Saved entries:

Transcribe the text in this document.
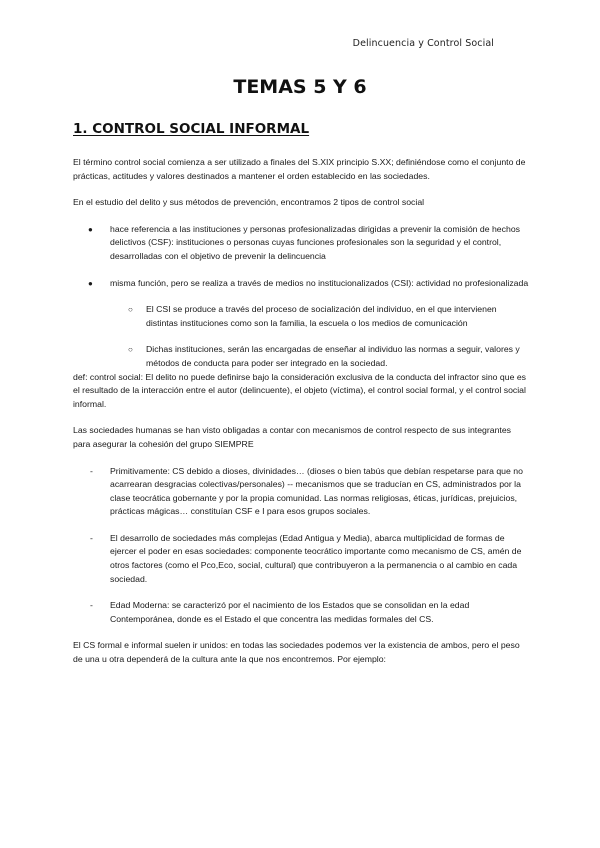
Delincuencia y Control Social
TEMAS 5 Y 6
1. CONTROL SOCIAL INFORMAL

El término control social comienza a ser utilizado a finales del S.XIX principio S.XX; definiéndose como el conjunto de prácticas, actitudes y valores destinados a mantener el orden establecido en las sociedades.

En el estudio del delito y sus métodos de prevención, encontramos 2 tipos de control social

● hace referencia a las instituciones y personas profesionalizadas dirigidas a prevenir la comisión de hechos delictivos (CSF): instituciones o personas cuyas funciones profesionales son la seguridad y el control, desarrolladas con el objetivo de prevenir la delincuencia
● misma función, pero se realiza a través de medios no institucionalizados (CSI): actividad no profesionalizada
○ El CSI se produce a través del proceso de socialización del individuo, en el que intervienen distintas instituciones como son la familia, la escuela o los medios de comunicación
○ Dichas instituciones, serán las encargadas de enseñar al individuo las normas a seguir, valores y métodos de conducta para poder ser integrado en la sociedad.

def: control social: El delito no puede definirse bajo la consideración exclusiva de la conducta del infractor sino que es el resultado de la interacción entre el autor (delincuente), el objeto (víctima), el control social formal, y el control social informal.

Las sociedades humanas se han visto obligadas a contar con mecanismos de control respecto de sus integrantes para asegurar la cohesión del grupo SIEMPRE

- Primitivamente: CS debido a dioses, divinidades… (dioses o bien tabús que debían respetarse para que no acarrearan desgracias colectivas/personales) -- mecanismos que se traducían en CS, administrados por la clase teocrática gobernante y por la propia comunidad. Las normas religiosas, éticas, jurídicas, prejuicios, prácticas mágicas… constituían CSF e I para esos grupos sociales.
- El desarrollo de sociedades más complejas (Edad Antigua y Media), abarca multiplicidad de formas de ejercer el poder en esas sociedades: componente teocrático importante como mecanismo de CS, amén de otros factores (como el Pco,Eco, social, cultural) que contribuyeron a la permanencia o al cambio en cada sociedad.
- Edad Moderna: se caracterizó por el nacimiento de los Estados que se consolidan en la edad Contemporánea, donde es el Estado el que concentra las medidas formales del CS.

El CS formal e informal suelen ir unidos: en todas las sociedades podemos ver la existencia de ambos, pero el peso de una u otra dependerá de la cultura ante la que nos encontremos. Por ejemplo:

**Task instructions:**
Transcribe every entry word for word, but skip the pictures.

**Full solution:**
Transcribe the text in this document.
Delincuencia y Control Social
TEMAS 5 Y 6
1. CONTROL SOCIAL INFORMAL

El término control social comienza a ser utilizado a finales del S.XIX principio S.XX; definiéndose como el conjunto de prácticas, actitudes y valores destinados a mantener el orden establecido en las sociedades.

En el estudio del delito y sus métodos de prevención, encontramos 2 tipos de control social

● hace referencia a las instituciones y personas profesionalizadas dirigidas a prevenir la comisión de hechos delictivos (CSF): instituciones o personas cuyas funciones profesionales son la seguridad y el control, desarrolladas con el objetivo de prevenir la delincuencia
● misma función, pero se realiza a través de medios no institucionalizados (CSI): actividad no profesionalizada
○ El CSI se produce a través del proceso de socialización del individuo, en el que intervienen distintas instituciones como son la familia, la escuela o los medios de comunicación
○ Dichas instituciones, serán las encargadas de enseñar al individuo las normas a seguir, valores y métodos de conducta para poder ser integrado en la sociedad.

def: control social: El delito no puede definirse bajo la consideración exclusiva de la conducta del infractor sino que es el resultado de la interacción entre el autor (delincuente), el objeto (víctima), el control social formal, y el control social informal.

Las sociedades humanas se han visto obligadas a contar con mecanismos de control respecto de sus integrantes para asegurar la cohesión del grupo SIEMPRE

- Primitivamente: CS debido a dioses, divinidades… (dioses o bien tabús que debían respetarse para que no acarrearan desgracias colectivas/personales) -- mecanismos que se traducían en CS, administrados por la clase teocrática gobernante y por la propia comunidad. Las normas religiosas, éticas, jurídicas, prejuicios, prácticas mágicas… constituían CSF e I para esos grupos sociales.
- El desarrollo de sociedades más complejas (Edad Antigua y Media), abarca multiplicidad de formas de ejercer el poder en esas sociedades: componente teocrático importante como mecanismo de CS, amén de otros factores (como el Pco,Eco, social, cultural) que contribuyeron a la permanencia o al cambio en cada sociedad.
- Edad Moderna: se caracterizó por el nacimiento de los Estados que se consolidan en la edad Contemporánea, donde es el Estado el que concentra las medidas formales del CS.

El CS formal e informal suelen ir unidos: en todas las sociedades podemos ver la existencia de ambos, pero el peso de una u otra dependerá de la cultura ante la que nos encontremos. Por ejemplo:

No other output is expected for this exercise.